- **Given data**:
┄┄┄┄┄┄┄┄┄┄┄┄┄┄┄┄┄┄┄┄
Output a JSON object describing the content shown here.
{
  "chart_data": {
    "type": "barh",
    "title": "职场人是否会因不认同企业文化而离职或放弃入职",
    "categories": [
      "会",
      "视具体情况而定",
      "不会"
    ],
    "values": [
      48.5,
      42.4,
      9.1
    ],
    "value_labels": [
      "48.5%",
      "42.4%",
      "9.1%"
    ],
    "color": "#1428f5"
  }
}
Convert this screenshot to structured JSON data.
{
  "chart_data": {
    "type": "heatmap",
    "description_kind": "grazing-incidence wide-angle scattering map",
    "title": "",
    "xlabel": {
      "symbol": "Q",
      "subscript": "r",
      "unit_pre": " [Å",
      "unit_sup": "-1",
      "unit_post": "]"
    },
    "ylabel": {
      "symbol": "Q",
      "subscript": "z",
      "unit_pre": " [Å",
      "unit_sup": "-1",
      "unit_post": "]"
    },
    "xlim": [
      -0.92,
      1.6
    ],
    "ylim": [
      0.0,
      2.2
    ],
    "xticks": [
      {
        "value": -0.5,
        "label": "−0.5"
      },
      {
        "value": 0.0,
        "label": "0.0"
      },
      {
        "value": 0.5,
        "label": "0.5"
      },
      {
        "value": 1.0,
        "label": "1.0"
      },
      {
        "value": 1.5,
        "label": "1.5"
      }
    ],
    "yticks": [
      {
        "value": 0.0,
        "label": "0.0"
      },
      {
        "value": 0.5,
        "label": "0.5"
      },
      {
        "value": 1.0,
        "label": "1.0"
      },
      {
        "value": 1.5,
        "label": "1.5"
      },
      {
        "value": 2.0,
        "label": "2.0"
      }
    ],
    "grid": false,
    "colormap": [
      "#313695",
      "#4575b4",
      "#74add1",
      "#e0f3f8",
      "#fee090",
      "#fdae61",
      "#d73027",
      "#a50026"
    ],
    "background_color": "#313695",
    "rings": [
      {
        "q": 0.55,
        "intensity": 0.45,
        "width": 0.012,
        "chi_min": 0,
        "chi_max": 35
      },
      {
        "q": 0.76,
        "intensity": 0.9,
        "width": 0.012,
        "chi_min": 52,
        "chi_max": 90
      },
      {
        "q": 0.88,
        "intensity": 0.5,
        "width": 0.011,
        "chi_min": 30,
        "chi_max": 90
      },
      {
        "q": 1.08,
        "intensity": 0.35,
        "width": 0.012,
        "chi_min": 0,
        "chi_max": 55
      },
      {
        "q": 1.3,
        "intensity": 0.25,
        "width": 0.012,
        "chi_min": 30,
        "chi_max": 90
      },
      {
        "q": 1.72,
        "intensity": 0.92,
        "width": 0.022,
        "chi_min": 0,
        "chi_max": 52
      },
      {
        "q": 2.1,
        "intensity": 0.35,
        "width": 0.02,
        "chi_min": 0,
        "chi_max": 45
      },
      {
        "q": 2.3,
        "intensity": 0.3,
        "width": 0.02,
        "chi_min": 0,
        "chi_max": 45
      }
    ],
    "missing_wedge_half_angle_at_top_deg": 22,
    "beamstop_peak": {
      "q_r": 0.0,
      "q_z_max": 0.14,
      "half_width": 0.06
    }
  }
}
┄┄┄┄┄┄┄┄┄┄┄┄┄┄┄┄┄┄┄┄
- **Set problem**: Would you give the material above again, complete and exact?

- **Response to the task**:
Output a JSON object describing the content shown here.
{
  "chart_data": {
    "type": "barh",
    "title": "职场人是否会因不认同企业文化而离职或放弃入职",
    "categories": [
      "会",
      "视具体情况而定",
      "不会"
    ],
    "values": [
      48.5,
      42.4,
      9.1
    ],
    "value_labels": [
      "48.5%",
      "42.4%",
      "9.1%"
    ],
    "color": "#1428f5"
  }
}
Convert this screenshot to structured JSON data.
{
  "chart_data": {
    "type": "heatmap",
    "description_kind": "grazing-incidence wide-angle scattering map",
    "title": "",
    "xlabel": {
      "symbol": "Q",
      "subscript": "r",
      "unit_pre": " [Å",
      "unit_sup": "-1",
      "unit_post": "]"
    },
    "ylabel": {
      "symbol": "Q",
      "subscript": "z",
      "unit_pre": " [Å",
      "unit_sup": "-1",
      "unit_post": "]"
    },
    "xlim": [
      -0.92,
      1.6
    ],
    "ylim": [
      0.0,
      2.2
    ],
    "xticks": [
      {
        "value": -0.5,
        "label": "−0.5"
      },
      {
        "value": 0.0,
        "label": "0.0"
      },
      {
        "value": 0.5,
        "label": "0.5"
      },
      {
        "value": 1.0,
        "label": "1.0"
      },
      {
        "value": 1.5,
        "label": "1.5"
      }
    ],
    "yticks": [
      {
        "value": 0.0,
        "label": "0.0"
      },
      {
        "value": 0.5,
        "label": "0.5"
      },
      {
        "value": 1.0,
        "label": "1.0"
      },
      {
        "value": 1.5,
        "label": "1.5"
      },
      {
        "value": 2.0,
        "label": "2.0"
      }
    ],
    "grid": false,
    "colormap": [
      "#313695",
      "#4575b4",
      "#74add1",
      "#e0f3f8",
      "#fee090",
      "#fdae61",
      "#d73027",
      "#a50026"
    ],
    "background_color": "#313695",
    "rings": [
      {
        "q": 0.55,
        "intensity": 0.45,
        "width": 0.012,
        "chi_min": 0,
        "chi_max": 35
      },
      {
        "q": 0.76,
        "intensity": 0.9,
        "width": 0.012,
        "chi_min": 52,
        "chi_max": 90
      },
      {
        "q": 0.88,
        "intensity": 0.5,
        "width": 0.011,
        "chi_min": 30,
        "chi_max": 90
      },
      {
        "q": 1.08,
        "intensity": 0.35,
        "width": 0.012,
        "chi_min": 0,
        "chi_max": 55
      },
      {
        "q": 1.3,
        "intensity": 0.25,
        "width": 0.012,
        "chi_min": 30,
        "chi_max": 90
      },
      {
        "q": 1.72,
        "intensity": 0.92,
        "width": 0.022,
        "chi_min": 0,
        "chi_max": 52
      },
      {
        "q": 2.1,
        "intensity": 0.35,
        "width": 0.02,
        "chi_min": 0,
        "chi_max": 45
      },
      {
        "q": 2.3,
        "intensity": 0.3,
        "width": 0.02,
        "chi_min": 0,
        "chi_max": 45
      }
    ],
    "missing_wedge_half_angle_at_top_deg": 22,
    "beamstop_peak": {
      "q_r": 0.0,
      "q_z_max": 0.14,
      "half_width": 0.06
    }
  }
}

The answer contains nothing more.